> [The problem]:
Wherever the word "this" shows up in a line, please copy that line.

> [Data to use]:
★ ★ ★ ★ ★
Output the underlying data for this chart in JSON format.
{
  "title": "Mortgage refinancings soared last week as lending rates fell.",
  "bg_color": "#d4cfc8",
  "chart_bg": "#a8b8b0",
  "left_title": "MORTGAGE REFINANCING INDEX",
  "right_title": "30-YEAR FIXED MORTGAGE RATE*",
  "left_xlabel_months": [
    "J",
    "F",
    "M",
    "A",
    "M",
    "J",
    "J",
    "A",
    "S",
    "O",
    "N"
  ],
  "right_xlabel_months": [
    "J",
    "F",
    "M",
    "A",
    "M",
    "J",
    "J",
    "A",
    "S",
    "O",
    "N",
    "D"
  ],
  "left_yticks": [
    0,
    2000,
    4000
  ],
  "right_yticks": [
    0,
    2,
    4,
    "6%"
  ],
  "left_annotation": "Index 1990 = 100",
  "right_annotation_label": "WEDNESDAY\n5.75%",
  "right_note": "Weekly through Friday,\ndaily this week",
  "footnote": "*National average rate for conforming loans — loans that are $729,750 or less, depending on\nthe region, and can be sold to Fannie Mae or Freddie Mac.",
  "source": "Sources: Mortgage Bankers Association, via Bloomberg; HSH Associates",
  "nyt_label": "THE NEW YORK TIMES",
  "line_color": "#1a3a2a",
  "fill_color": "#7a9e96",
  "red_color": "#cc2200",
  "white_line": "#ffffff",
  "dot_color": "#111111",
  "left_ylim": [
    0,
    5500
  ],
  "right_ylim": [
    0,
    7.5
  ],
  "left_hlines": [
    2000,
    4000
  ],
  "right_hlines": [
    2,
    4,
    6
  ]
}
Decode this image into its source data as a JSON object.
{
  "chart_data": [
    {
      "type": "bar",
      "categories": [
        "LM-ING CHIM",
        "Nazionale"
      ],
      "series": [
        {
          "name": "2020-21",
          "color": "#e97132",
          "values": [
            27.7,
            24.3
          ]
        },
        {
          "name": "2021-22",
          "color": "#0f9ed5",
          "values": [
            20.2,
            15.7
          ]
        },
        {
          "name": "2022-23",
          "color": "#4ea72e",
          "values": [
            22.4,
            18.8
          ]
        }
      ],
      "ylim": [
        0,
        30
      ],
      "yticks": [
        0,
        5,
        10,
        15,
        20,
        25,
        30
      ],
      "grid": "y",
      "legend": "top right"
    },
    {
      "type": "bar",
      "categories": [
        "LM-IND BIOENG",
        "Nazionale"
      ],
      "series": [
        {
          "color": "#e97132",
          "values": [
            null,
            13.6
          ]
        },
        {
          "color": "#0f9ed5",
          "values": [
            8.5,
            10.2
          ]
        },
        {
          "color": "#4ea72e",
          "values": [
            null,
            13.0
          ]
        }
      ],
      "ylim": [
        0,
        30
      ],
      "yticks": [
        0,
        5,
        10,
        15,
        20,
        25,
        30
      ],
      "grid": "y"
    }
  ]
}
★ ★ ★ ★ ★
> [Exercise response]:
Output the underlying data for this chart in JSON format.
  "right_note": "Weekly through Friday,\ndaily this week",
Decode this image into its source data as a JSON object.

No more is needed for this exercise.